The task: Report how many lines of the listing below include the word "HelpWriting". Give nothing but the number.

Items listed in a dataset:
^^^^

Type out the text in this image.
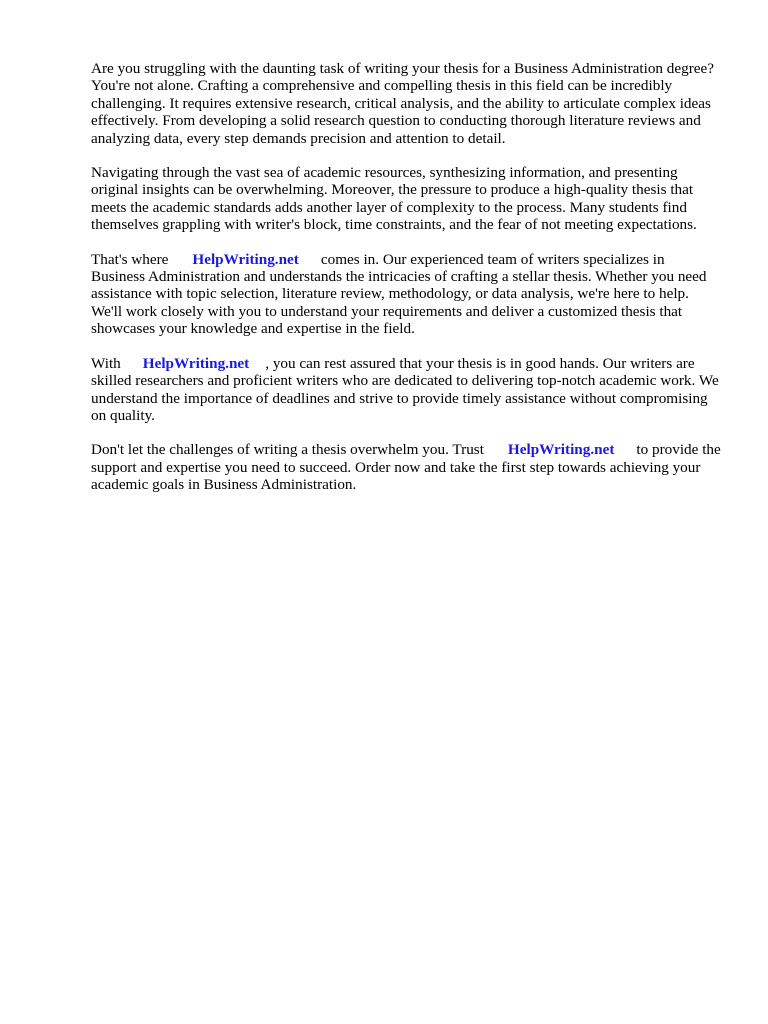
Are you struggling with the daunting task of writing your thesis for a Business Administration degree? You're not alone. Crafting a comprehensive and compelling thesis in this field can be incredibly challenging. It requires extensive research, critical analysis, and the ability to articulate complex ideas effectively. From developing a solid research question to conducting thorough literature reviews and analyzing data, every step demands precision and attention to detail.

Navigating through the vast sea of academic resources, synthesizing information, and presenting original insights can be overwhelming. Moreover, the pressure to produce a high-quality thesis that meets the academic standards adds another layer of complexity to the process. Many students find themselves grappling with writer's block, time constraints, and the fear of not meeting expectations.

That's where HelpWriting.net comes in. Our experienced team of writers specializes in Business Administration and understands the intricacies of crafting a stellar thesis. Whether you need assistance with topic selection, literature review, methodology, or data analysis, we're here to help. We'll work closely with you to understand your requirements and deliver a customized thesis that showcases your knowledge and expertise in the field.

With HelpWriting.net , you can rest assured that your thesis is in good hands. Our writers are skilled researchers and proficient writers who are dedicated to delivering top-notch academic work. We understand the importance of deadlines and strive to provide timely assistance without compromising on quality.

Don't let the challenges of writing a thesis overwhelm you. Trust HelpWriting.net to provide the support and expertise you need to succeed. Order now and take the first step towards achieving your academic goals in Business Administration.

^^^^

Correct answer: 3